**Reading passage:**

# # # #

That you don't care to follow the development in the TPP tells me that you are reading tabloids. Trade policy is boring, thus few headlines, but powerful, thus conspiracy theories. It's hardly done in secret, good newspapers report on it steadily. 

That the US is pushing stricter IP laws, and especially enforcement, is hardly surprising. If you were really against IP rights you would make T|A wholly publicly run, at least make everybody here a moderator. That's not to say that the US IP laws are products of reason, but then again, what US made anything is?

Fast tracking a deal which is expected to grow total US GDP by 1-3% every year from interventionist congressmen is hardly surprising. It's easy to point out who the losers will be, the winners are yet to be decided. 

Though your nationalist propaganda is cute and all, it's still nationalism and propaganda. And that's just not pretty.

 

This is a massive pile of bullcrap.

Thanks for the warning, Arcus. I did find your post to be exactly that.

That you don't care to follow the development in the TPP tells me that you are reading tabloids. Trade policy is boring, thus few headlines, but powerful, thus conspiracy theories. It's hardly done in secret, good newspapers report on it steadily. 

The TTP negotiation sessions are carried out in secret. This is why 30 law school professors from the participating countries wrote to the US ambassador asking him to end the secrecy and make the negotiations transparent.

This is why US Senator Ron Wyden read the following statement upon introducing a bill to the US Senate that would make such negotiations transparent:

"It may be the U.S. Trade Representative’s, USTR, current job to negotiate trade agreements on behalf of the United States, but Article 1 Section 8 of the U.S. Constitution gives Congress—not the USTR or any other member of the Executive Branch—the responsibility of regulating foreign commerce. It was our Founding Fathers’ intention to ensure that the laws and policies that govern the American people take into account the interests of all the American people, not just a privileged few. Yet, the majority of Congress is being kept in the dark as to the substance of the TPP negotiations, while representatives of U.S. corporations-- like Halliburton, Chevron, PHRMA, Comcast, and the Motion Picture Association of America—are being consulted and made privy to details of the agreement. As the Office of the USTR will tell you, the President gives it broad power to keep information about the trade policies it advances and negotiates, secret. Let me tell you, the USTR is making full use of this authority."

You might want to actually read those newspapers, Arcus.

That the US is pushing stricter IP laws, and especially enforcement, is hardly surprising.

Corporate interests are pushing for TPP and they are NOT the United States. The super-rich who own the corporations are always pushing for more wealth for themselves and more power over the rest of us. The surprise is how many boot-lickers cheer them on while they do it.

If you were really against IP rights...

Morgan Mathew isn't against Intellectual Property rights. The OP says absolutely nothing of the kind.

you would make T|A wholly publicly run, at least make everybody here a moderator.

Right.

Fast tracking a deal which is expected

By whom?

to grow total US GDP by 1-3% every year from interventionist congressmen is hardly surprising. It's easy to point out who the losers will be, the winners are yet to be decided.

# # # #

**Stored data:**
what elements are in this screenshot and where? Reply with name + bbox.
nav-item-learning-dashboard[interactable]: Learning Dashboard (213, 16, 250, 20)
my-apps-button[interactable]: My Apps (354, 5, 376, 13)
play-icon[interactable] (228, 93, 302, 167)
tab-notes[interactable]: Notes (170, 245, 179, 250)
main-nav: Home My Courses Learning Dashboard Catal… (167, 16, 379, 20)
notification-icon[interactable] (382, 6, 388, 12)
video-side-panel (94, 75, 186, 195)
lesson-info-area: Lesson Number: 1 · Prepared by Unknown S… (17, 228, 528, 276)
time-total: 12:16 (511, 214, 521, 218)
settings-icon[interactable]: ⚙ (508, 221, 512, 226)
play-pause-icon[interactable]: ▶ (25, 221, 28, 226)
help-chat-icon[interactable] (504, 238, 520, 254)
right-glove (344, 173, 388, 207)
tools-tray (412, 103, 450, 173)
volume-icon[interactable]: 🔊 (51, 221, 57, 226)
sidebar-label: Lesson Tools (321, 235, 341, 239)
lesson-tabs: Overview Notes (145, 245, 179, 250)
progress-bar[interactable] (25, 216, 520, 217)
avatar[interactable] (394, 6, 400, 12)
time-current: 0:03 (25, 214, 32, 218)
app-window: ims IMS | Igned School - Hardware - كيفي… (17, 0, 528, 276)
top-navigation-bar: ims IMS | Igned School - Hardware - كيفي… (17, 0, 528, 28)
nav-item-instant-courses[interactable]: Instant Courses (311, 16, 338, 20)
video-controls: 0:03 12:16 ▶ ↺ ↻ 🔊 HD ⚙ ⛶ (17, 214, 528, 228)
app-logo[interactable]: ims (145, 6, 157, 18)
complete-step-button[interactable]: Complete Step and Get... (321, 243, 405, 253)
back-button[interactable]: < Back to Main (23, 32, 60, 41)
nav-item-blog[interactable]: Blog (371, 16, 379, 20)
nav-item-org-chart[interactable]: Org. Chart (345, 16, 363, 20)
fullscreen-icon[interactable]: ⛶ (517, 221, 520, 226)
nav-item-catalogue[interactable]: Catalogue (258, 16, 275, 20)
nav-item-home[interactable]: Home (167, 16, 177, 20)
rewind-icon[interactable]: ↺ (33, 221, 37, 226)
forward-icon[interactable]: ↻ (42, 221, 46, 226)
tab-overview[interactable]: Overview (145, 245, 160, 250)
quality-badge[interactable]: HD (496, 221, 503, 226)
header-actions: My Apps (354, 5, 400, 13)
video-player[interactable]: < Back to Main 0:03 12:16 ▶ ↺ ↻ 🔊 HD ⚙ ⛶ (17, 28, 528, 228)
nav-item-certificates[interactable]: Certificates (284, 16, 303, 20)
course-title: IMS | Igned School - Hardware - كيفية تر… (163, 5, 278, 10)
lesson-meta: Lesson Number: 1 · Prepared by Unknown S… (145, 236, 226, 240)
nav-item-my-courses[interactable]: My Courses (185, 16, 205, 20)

# # # #

**What you need to do:**
Decide whether each statement below agrees with the TPP discussion, answering yes or no and quoting the deciding words of that text.
1. Thirty law school professors wrote to the US ambassador about the negotiations.
2. Ron Wyden's statement says the Constitution gives the USTR the responsibility of regulating foreign commerce.
3. The deal is described as expected to grow total US GDP by 1-3% every year.

**Your response:**
1. Yes: "30 law school professors from the participating countries wrote to the US ambassador asking him to end the secrecy and make the negotiations transparent."
2. No: "Article 1 Section 8 of the U.S. Constitution gives Congress—not the USTR or any other member of the Executive Branch—the responsibility of regulating foreign commerce."
3. Yes: "Fast tracking a deal which is expected to grow total US GDP by 1-3% every year"